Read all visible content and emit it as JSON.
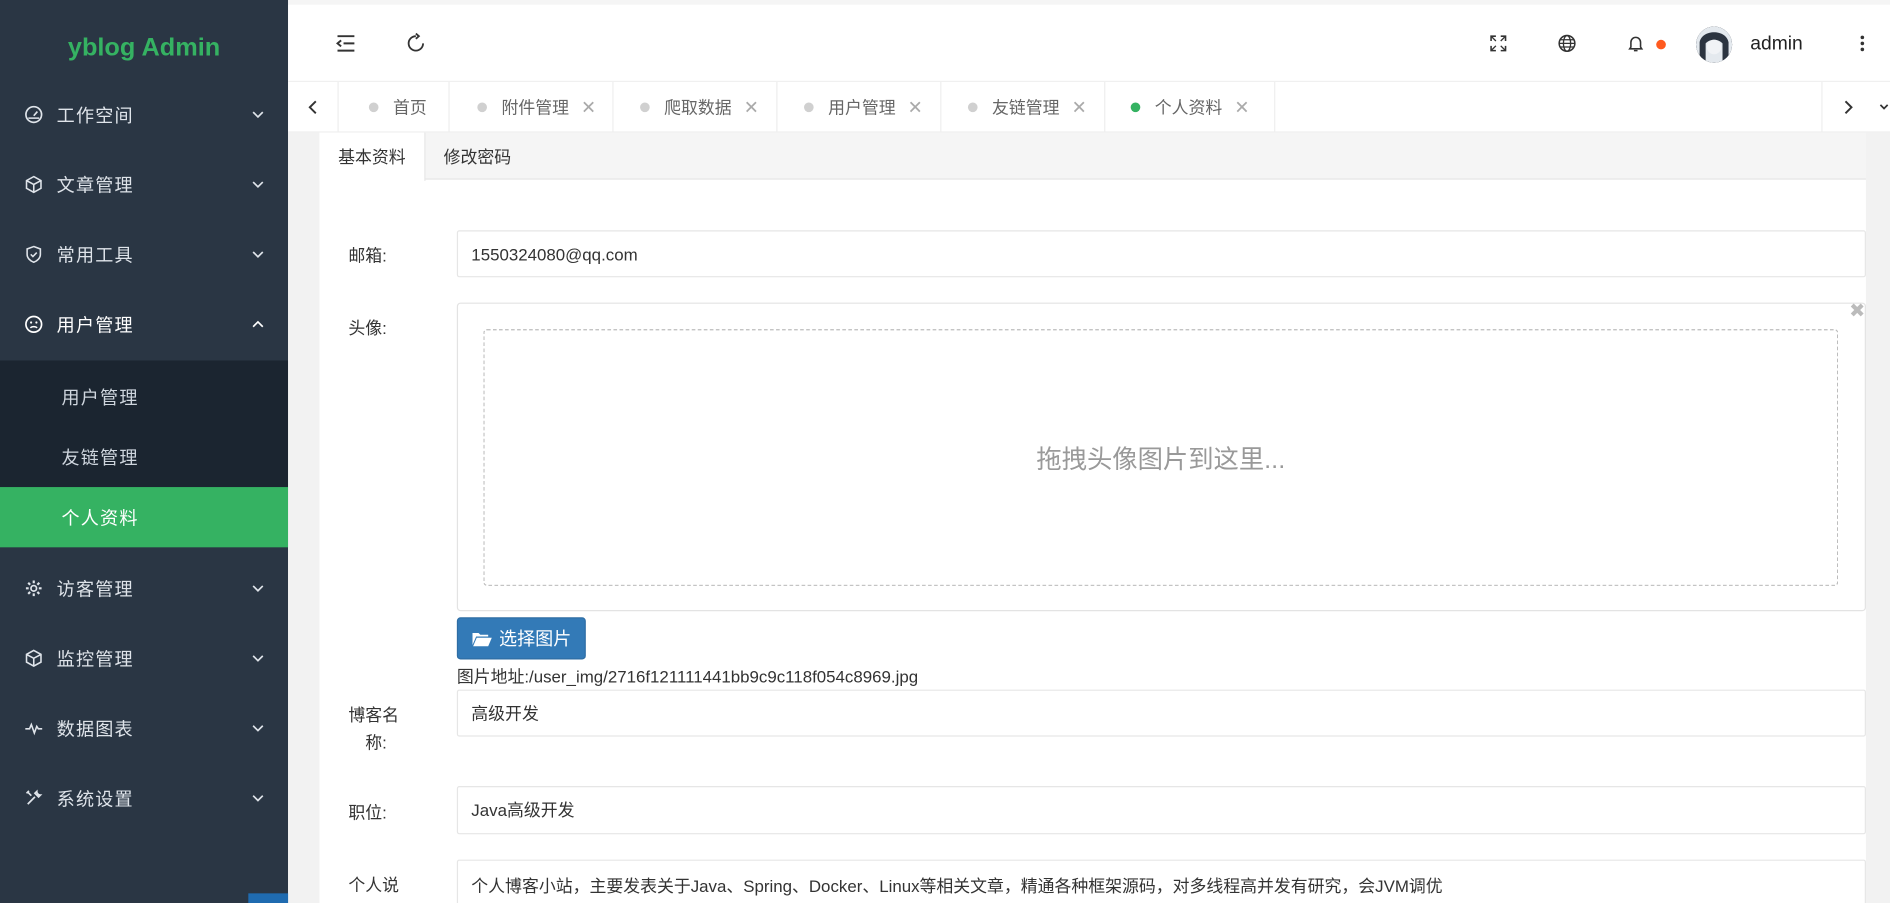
{
  "app": {
    "logo": "yblog Admin"
  },
  "sidebar": {
    "items": [
      {
        "label": "工作空间",
        "icon": "dashboard-icon"
      },
      {
        "label": "文章管理",
        "icon": "cube-icon"
      },
      {
        "label": "常用工具",
        "icon": "shield-check-icon"
      },
      {
        "label": "用户管理",
        "icon": "user-face-icon",
        "expanded": true
      },
      {
        "label": "访客管理",
        "icon": "gear-icon"
      },
      {
        "label": "监控管理",
        "icon": "cube-icon"
      },
      {
        "label": "数据图表",
        "icon": "pulse-icon"
      },
      {
        "label": "系统设置",
        "icon": "tools-icon"
      }
    ],
    "submenu": [
      {
        "label": "用户管理"
      },
      {
        "label": "友链管理"
      },
      {
        "label": "个人资料",
        "active": true
      }
    ]
  },
  "header": {
    "user": "admin"
  },
  "tabs": [
    {
      "label": "首页",
      "closable": false
    },
    {
      "label": "附件管理",
      "closable": true
    },
    {
      "label": "爬取数据",
      "closable": true
    },
    {
      "label": "用户管理",
      "closable": true
    },
    {
      "label": "友链管理",
      "closable": true
    },
    {
      "label": "个人资料",
      "closable": true,
      "active": true
    }
  ],
  "profile": {
    "tabs": [
      "基本资料",
      "修改密码"
    ],
    "email_label": "邮箱:",
    "email_value": "1550324080@qq.com",
    "avatar_label": "头像:",
    "drop_text": "拖拽头像图片到这里...",
    "choose_button": "选择图片",
    "image_path": "图片地址:/user_img/2716f121111441bb9c9c118f054c8969.jpg",
    "blog_name_label_1": "博客名",
    "blog_name_label_2": "称:",
    "blog_name_value": "高级开发",
    "position_label": "职位:",
    "position_value": "Java高级开发",
    "intro_label": "个人说",
    "intro_value": "个人博客小站，主要发表关于Java、Spring、Docker、Linux等相关文章，精通各种框架源码，对多线程高并发有研究，会JVM调优"
  },
  "colors": {
    "sidebar_bg": "#2a3644",
    "submenu_bg": "#1b2530",
    "accent": "#35b262",
    "button_primary": "#337ab7",
    "notification_dot": "#ff5a1f"
  }
}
──────
### DIRECTION
Without the pictures, extract every entry verbatim.

### TASK SOLUTION
Read all visible content and emit it as JSON.
{
  "app": {
    "logo": "yblog Admin"
  },
  "sidebar": {
    "items": [
      {
        "label": "工作空间",
        "icon": "dashboard-icon"
      },
      {
        "label": "文章管理",
        "icon": "cube-icon"
      },
      {
        "label": "常用工具",
        "icon": "shield-check-icon"
      },
      {
        "label": "用户管理",
        "icon": "user-face-icon",
        "expanded": true
      },
      {
        "label": "访客管理",
        "icon": "gear-icon"
      },
      {
        "label": "监控管理",
        "icon": "cube-icon"
      },
      {
        "label": "数据图表",
        "icon": "pulse-icon"
      },
      {
        "label": "系统设置",
        "icon": "tools-icon"
      }
    ],
    "submenu": [
      {
        "label": "用户管理"
      },
      {
        "label": "友链管理"
      },
      {
        "label": "个人资料",
        "active": true
      }
    ]
  },
  "header": {
    "user": "admin"
  },
  "tabs": [
    {
      "label": "首页",
      "closable": false
    },
    {
      "label": "附件管理",
      "closable": true
    },
    {
      "label": "爬取数据",
      "closable": true
    },
    {
      "label": "用户管理",
      "closable": true
    },
    {
      "label": "友链管理",
      "closable": true
    },
    {
      "label": "个人资料",
      "closable": true,
      "active": true
    }
  ],
  "profile": {
    "tabs": [
      "基本资料",
      "修改密码"
    ],
    "email_label": "邮箱:",
    "email_value": "1550324080@qq.com",
    "avatar_label": "头像:",
    "drop_text": "拖拽头像图片到这里...",
    "choose_button": "选择图片",
    "image_path": "图片地址:/user_img/2716f121111441bb9c9c118f054c8969.jpg",
    "blog_name_label_1": "博客名",
    "blog_name_label_2": "称:",
    "blog_name_value": "高级开发",
    "position_label": "职位:",
    "position_value": "Java高级开发",
    "intro_label": "个人说",
    "intro_value": "个人博客小站，主要发表关于Java、Spring、Docker、Linux等相关文章，精通各种框架源码，对多线程高并发有研究，会JVM调优"
  },
  "colors": {
    "sidebar_bg": "#2a3644",
    "submenu_bg": "#1b2530",
    "accent": "#35b262",
    "button_primary": "#337ab7",
    "notification_dot": "#ff5a1f"
  }
}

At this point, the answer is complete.